• The records
start
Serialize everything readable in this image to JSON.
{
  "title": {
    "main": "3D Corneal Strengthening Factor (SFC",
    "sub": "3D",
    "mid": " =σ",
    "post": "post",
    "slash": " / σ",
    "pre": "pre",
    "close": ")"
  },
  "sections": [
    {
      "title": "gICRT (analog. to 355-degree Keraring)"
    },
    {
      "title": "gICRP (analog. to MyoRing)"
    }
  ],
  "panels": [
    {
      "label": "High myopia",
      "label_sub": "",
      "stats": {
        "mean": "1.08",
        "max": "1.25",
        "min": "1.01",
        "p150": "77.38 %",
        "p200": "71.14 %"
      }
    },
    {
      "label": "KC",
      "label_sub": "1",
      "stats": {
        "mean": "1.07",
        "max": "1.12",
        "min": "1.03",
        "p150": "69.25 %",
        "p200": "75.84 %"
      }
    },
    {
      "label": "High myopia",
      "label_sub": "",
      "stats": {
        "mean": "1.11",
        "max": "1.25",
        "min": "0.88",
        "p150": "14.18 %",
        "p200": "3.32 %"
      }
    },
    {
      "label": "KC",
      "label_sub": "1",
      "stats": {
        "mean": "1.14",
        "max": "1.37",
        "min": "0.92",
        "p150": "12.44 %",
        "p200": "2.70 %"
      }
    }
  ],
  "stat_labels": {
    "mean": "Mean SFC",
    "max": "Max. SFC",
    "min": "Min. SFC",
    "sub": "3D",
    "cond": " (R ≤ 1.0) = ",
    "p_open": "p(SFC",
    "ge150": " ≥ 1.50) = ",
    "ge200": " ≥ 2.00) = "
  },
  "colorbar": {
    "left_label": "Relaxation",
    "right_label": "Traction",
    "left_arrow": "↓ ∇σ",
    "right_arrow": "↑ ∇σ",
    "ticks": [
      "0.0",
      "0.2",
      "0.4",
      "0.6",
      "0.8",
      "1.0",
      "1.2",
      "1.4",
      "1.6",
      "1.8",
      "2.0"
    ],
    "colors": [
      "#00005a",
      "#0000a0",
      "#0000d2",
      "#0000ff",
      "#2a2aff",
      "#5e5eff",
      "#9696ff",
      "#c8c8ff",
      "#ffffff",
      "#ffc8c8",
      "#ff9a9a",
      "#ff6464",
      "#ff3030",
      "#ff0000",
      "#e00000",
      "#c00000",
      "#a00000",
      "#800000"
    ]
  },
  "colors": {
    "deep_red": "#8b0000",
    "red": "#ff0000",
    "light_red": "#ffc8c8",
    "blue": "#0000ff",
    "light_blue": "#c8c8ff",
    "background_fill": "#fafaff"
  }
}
end
• Short problem
Produce an exact copy of all the records.

• Worked solution
Serialize everything readable in this image to JSON.
{
  "title": {
    "main": "3D Corneal Strengthening Factor (SFC",
    "sub": "3D",
    "mid": " =σ",
    "post": "post",
    "slash": " / σ",
    "pre": "pre",
    "close": ")"
  },
  "sections": [
    {
      "title": "gICRT (analog. to 355-degree Keraring)"
    },
    {
      "title": "gICRP (analog. to MyoRing)"
    }
  ],
  "panels": [
    {
      "label": "High myopia",
      "label_sub": "",
      "stats": {
        "mean": "1.08",
        "max": "1.25",
        "min": "1.01",
        "p150": "77.38 %",
        "p200": "71.14 %"
      }
    },
    {
      "label": "KC",
      "label_sub": "1",
      "stats": {
        "mean": "1.07",
        "max": "1.12",
        "min": "1.03",
        "p150": "69.25 %",
        "p200": "75.84 %"
      }
    },
    {
      "label": "High myopia",
      "label_sub": "",
      "stats": {
        "mean": "1.11",
        "max": "1.25",
        "min": "0.88",
        "p150": "14.18 %",
        "p200": "3.32 %"
      }
    },
    {
      "label": "KC",
      "label_sub": "1",
      "stats": {
        "mean": "1.14",
        "max": "1.37",
        "min": "0.92",
        "p150": "12.44 %",
        "p200": "2.70 %"
      }
    }
  ],
  "stat_labels": {
    "mean": "Mean SFC",
    "max": "Max. SFC",
    "min": "Min. SFC",
    "sub": "3D",
    "cond": " (R ≤ 1.0) = ",
    "p_open": "p(SFC",
    "ge150": " ≥ 1.50) = ",
    "ge200": " ≥ 2.00) = "
  },
  "colorbar": {
    "left_label": "Relaxation",
    "right_label": "Traction",
    "left_arrow": "↓ ∇σ",
    "right_arrow": "↑ ∇σ",
    "ticks": [
      "0.0",
      "0.2",
      "0.4",
      "0.6",
      "0.8",
      "1.0",
      "1.2",
      "1.4",
      "1.6",
      "1.8",
      "2.0"
    ],
    "colors": [
      "#00005a",
      "#0000a0",
      "#0000d2",
      "#0000ff",
      "#2a2aff",
      "#5e5eff",
      "#9696ff",
      "#c8c8ff",
      "#ffffff",
      "#ffc8c8",
      "#ff9a9a",
      "#ff6464",
      "#ff3030",
      "#ff0000",
      "#e00000",
      "#c00000",
      "#a00000",
      "#800000"
    ]
  },
  "colors": {
    "deep_red": "#8b0000",
    "red": "#ff0000",
    "light_red": "#ffc8c8",
    "blue": "#0000ff",
    "light_blue": "#c8c8ff",
    "background_fill": "#fafaff"
  }
}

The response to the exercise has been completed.